[Dataset items]
--- start ---
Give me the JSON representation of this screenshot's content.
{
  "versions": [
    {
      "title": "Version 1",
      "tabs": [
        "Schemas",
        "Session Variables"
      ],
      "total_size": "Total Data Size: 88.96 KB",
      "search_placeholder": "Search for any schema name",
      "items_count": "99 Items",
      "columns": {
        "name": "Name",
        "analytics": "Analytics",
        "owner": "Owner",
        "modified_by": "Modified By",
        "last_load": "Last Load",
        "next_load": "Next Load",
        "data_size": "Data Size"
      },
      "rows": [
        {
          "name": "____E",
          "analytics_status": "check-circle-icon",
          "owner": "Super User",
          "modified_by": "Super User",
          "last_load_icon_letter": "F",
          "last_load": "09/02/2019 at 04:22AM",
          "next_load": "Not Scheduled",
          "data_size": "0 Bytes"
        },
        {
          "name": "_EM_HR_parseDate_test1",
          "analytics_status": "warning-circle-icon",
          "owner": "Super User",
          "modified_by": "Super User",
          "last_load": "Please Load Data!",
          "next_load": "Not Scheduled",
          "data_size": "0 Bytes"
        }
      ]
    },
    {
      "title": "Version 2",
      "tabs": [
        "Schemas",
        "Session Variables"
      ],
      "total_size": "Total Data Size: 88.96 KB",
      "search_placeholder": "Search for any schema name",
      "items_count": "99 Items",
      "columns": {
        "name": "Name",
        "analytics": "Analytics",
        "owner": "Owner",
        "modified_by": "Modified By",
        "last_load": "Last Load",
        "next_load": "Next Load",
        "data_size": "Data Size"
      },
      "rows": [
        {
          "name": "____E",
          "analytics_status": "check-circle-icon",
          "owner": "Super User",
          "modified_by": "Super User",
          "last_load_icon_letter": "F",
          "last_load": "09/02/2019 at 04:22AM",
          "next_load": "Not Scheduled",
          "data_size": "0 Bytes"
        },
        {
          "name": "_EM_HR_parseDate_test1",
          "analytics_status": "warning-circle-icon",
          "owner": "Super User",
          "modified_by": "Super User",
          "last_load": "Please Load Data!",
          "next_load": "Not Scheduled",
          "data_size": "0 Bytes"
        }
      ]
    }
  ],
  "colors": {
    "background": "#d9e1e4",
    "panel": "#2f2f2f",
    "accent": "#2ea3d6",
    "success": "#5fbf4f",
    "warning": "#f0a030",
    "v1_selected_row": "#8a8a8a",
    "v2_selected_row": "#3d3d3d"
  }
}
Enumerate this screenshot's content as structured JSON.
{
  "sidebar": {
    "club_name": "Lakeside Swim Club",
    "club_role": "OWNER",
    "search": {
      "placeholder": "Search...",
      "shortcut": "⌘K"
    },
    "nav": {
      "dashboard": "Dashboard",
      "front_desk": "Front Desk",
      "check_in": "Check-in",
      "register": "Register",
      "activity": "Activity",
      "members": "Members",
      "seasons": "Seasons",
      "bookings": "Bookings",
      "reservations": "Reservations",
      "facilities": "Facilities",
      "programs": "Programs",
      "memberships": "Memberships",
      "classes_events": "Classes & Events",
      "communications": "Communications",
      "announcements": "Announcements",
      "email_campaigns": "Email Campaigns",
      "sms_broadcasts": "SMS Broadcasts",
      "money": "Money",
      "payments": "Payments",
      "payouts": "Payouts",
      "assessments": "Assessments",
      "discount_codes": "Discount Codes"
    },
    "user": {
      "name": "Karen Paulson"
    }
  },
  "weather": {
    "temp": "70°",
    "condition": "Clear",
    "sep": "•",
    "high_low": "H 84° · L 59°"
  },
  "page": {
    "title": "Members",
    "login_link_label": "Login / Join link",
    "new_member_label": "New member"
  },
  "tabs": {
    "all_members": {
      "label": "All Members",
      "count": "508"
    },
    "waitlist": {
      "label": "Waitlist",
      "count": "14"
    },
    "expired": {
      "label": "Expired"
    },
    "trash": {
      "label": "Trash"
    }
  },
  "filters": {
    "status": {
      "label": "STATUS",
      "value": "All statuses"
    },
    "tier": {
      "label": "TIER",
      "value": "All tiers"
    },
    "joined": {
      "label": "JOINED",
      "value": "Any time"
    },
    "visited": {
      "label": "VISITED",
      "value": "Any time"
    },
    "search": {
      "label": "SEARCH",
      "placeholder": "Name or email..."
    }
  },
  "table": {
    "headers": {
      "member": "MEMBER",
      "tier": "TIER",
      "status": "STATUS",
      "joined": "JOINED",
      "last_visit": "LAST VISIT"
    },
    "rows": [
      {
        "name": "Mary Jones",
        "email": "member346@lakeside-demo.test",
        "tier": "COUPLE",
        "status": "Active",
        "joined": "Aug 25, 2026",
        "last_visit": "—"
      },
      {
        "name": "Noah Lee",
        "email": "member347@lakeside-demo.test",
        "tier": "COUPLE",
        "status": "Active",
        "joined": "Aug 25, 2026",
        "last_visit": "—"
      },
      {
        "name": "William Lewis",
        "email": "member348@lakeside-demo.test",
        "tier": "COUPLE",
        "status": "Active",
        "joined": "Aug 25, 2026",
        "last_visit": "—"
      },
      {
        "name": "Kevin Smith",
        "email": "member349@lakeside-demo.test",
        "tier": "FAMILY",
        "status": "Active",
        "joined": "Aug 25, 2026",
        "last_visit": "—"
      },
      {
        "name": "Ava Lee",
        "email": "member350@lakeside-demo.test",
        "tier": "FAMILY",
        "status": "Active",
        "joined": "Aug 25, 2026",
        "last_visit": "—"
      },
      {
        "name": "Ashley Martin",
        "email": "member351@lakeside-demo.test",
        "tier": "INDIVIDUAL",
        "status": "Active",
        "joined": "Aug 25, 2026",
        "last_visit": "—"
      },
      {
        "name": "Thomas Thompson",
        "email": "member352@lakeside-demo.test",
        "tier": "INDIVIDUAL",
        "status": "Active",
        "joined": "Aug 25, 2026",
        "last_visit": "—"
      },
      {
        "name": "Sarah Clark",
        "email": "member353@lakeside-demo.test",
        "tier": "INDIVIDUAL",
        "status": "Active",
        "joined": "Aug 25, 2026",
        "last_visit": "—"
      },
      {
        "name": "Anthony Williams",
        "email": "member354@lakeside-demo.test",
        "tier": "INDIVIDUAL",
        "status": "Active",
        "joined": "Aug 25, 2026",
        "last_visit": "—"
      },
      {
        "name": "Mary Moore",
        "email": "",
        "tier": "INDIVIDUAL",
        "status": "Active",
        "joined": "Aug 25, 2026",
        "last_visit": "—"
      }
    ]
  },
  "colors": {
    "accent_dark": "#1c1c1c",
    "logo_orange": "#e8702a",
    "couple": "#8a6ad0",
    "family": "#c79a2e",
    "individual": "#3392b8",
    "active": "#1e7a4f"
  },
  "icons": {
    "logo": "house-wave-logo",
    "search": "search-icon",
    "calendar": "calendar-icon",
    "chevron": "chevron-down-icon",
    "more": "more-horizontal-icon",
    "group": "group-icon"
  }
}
--- end ---
**THE TASK:**
Every record above should be copied exactly.

**SOLUTION:**
Give me the JSON representation of this screenshot's content.
{
  "versions": [
    {
      "title": "Version 1",
      "tabs": [
        "Schemas",
        "Session Variables"
      ],
      "total_size": "Total Data Size: 88.96 KB",
      "search_placeholder": "Search for any schema name",
      "items_count": "99 Items",
      "columns": {
        "name": "Name",
        "analytics": "Analytics",
        "owner": "Owner",
        "modified_by": "Modified By",
        "last_load": "Last Load",
        "next_load": "Next Load",
        "data_size": "Data Size"
      },
      "rows": [
        {
          "name": "____E",
          "analytics_status": "check-circle-icon",
          "owner": "Super User",
          "modified_by": "Super User",
          "last_load_icon_letter": "F",
          "last_load": "09/02/2019 at 04:22AM",
          "next_load": "Not Scheduled",
          "data_size": "0 Bytes"
        },
        {
          "name": "_EM_HR_parseDate_test1",
          "analytics_status": "warning-circle-icon",
          "owner": "Super User",
          "modified_by": "Super User",
          "last_load": "Please Load Data!",
          "next_load": "Not Scheduled",
          "data_size": "0 Bytes"
        }
      ]
    },
    {
      "title": "Version 2",
      "tabs": [
        "Schemas",
        "Session Variables"
      ],
      "total_size": "Total Data Size: 88.96 KB",
      "search_placeholder": "Search for any schema name",
      "items_count": "99 Items",
      "columns": {
        "name": "Name",
        "analytics": "Analytics",
        "owner": "Owner",
        "modified_by": "Modified By",
        "last_load": "Last Load",
        "next_load": "Next Load",
        "data_size": "Data Size"
      },
      "rows": [
        {
          "name": "____E",
          "analytics_status": "check-circle-icon",
          "owner": "Super User",
          "modified_by": "Super User",
          "last_load_icon_letter": "F",
          "last_load": "09/02/2019 at 04:22AM",
          "next_load": "Not Scheduled",
          "data_size": "0 Bytes"
        },
        {
          "name": "_EM_HR_parseDate_test1",
          "analytics_status": "warning-circle-icon",
          "owner": "Super User",
          "modified_by": "Super User",
          "last_load": "Please Load Data!",
          "next_load": "Not Scheduled",
          "data_size": "0 Bytes"
        }
      ]
    }
  ],
  "colors": {
    "background": "#d9e1e4",
    "panel": "#2f2f2f",
    "accent": "#2ea3d6",
    "success": "#5fbf4f",
    "warning": "#f0a030",
    "v1_selected_row": "#8a8a8a",
    "v2_selected_row": "#3d3d3d"
  }
}
Enumerate this screenshot's content as structured JSON.
{
  "sidebar": {
    "club_name": "Lakeside Swim Club",
    "club_role": "OWNER",
    "search": {
      "placeholder": "Search...",
      "shortcut": "⌘K"
    },
    "nav": {
      "dashboard": "Dashboard",
      "front_desk": "Front Desk",
      "check_in": "Check-in",
      "register": "Register",
      "activity": "Activity",
      "members": "Members",
      "seasons": "Seasons",
      "bookings": "Bookings",
      "reservations": "Reservations",
      "facilities": "Facilities",
      "programs": "Programs",
      "memberships": "Memberships",
      "classes_events": "Classes & Events",
      "communications": "Communications",
      "announcements": "Announcements",
      "email_campaigns": "Email Campaigns",
      "sms_broadcasts": "SMS Broadcasts",
      "money": "Money",
      "payments": "Payments",
      "payouts": "Payouts",
      "assessments": "Assessments",
      "discount_codes": "Discount Codes"
    },
    "user": {
      "name": "Karen Paulson"
    }
  },
  "weather": {
    "temp": "70°",
    "condition": "Clear",
    "sep": "•",
    "high_low": "H 84° · L 59°"
  },
  "page": {
    "title": "Members",
    "login_link_label": "Login / Join link",
    "new_member_label": "New member"
  },
  "tabs": {
    "all_members": {
      "label": "All Members",
      "count": "508"
    },
    "waitlist": {
      "label": "Waitlist",
      "count": "14"
    },
    "expired": {
      "label": "Expired"
    },
    "trash": {
      "label": "Trash"
    }
  },
  "filters": {
    "status": {
      "label": "STATUS",
      "value": "All statuses"
    },
    "tier": {
      "label": "TIER",
      "value": "All tiers"
    },
    "joined": {
      "label": "JOINED",
      "value": "Any time"
    },
    "visited": {
      "label": "VISITED",
      "value": "Any time"
    },
    "search": {
      "label": "SEARCH",
      "placeholder": "Name or email..."
    }
  },
  "table": {
    "headers": {
      "member": "MEMBER",
      "tier": "TIER",
      "status": "STATUS",
      "joined": "JOINED",
      "last_visit": "LAST VISIT"
    },
    "rows": [
      {
        "name": "Mary Jones",
        "email": "member346@lakeside-demo.test",
        "tier": "COUPLE",
        "status": "Active",
        "joined": "Aug 25, 2026",
        "last_visit": "—"
      },
      {
        "name": "Noah Lee",
        "email": "member347@lakeside-demo.test",
        "tier": "COUPLE",
        "status": "Active",
        "joined": "Aug 25, 2026",
        "last_visit": "—"
      },
      {
        "name": "William Lewis",
        "email": "member348@lakeside-demo.test",
        "tier": "COUPLE",
        "status": "Active",
        "joined": "Aug 25, 2026",
        "last_visit": "—"
      },
      {
        "name": "Kevin Smith",
        "email": "member349@lakeside-demo.test",
        "tier": "FAMILY",
        "status": "Active",
        "joined": "Aug 25, 2026",
        "last_visit": "—"
      },
      {
        "name": "Ava Lee",
        "email": "member350@lakeside-demo.test",
        "tier": "FAMILY",
        "status": "Active",
        "joined": "Aug 25, 2026",
        "last_visit": "—"
      },
      {
        "name": "Ashley Martin",
        "email": "member351@lakeside-demo.test",
        "tier": "INDIVIDUAL",
        "status": "Active",
        "joined": "Aug 25, 2026",
        "last_visit": "—"
      },
      {
        "name": "Thomas Thompson",
        "email": "member352@lakeside-demo.test",
        "tier": "INDIVIDUAL",
        "status": "Active",
        "joined": "Aug 25, 2026",
        "last_visit": "—"
      },
      {
        "name": "Sarah Clark",
        "email": "member353@lakeside-demo.test",
        "tier": "INDIVIDUAL",
        "status": "Active",
        "joined": "Aug 25, 2026",
        "last_visit": "—"
      },
      {
        "name": "Anthony Williams",
        "email": "member354@lakeside-demo.test",
        "tier": "INDIVIDUAL",
        "status": "Active",
        "joined": "Aug 25, 2026",
        "last_visit": "—"
      },
      {
        "name": "Mary Moore",
        "email": "",
        "tier": "INDIVIDUAL",
        "status": "Active",
        "joined": "Aug 25, 2026",
        "last_visit": "—"
      }
    ]
  },
  "colors": {
    "accent_dark": "#1c1c1c",
    "logo_orange": "#e8702a",
    "couple": "#8a6ad0",
    "family": "#c79a2e",
    "individual": "#3392b8",
    "active": "#1e7a4f"
  },
  "icons": {
    "logo": "house-wave-logo",
    "search": "search-icon",
    "calendar": "calendar-icon",
    "chevron": "chevron-down-icon",
    "more": "more-horizontal-icon",
    "group": "group-icon"
  }
}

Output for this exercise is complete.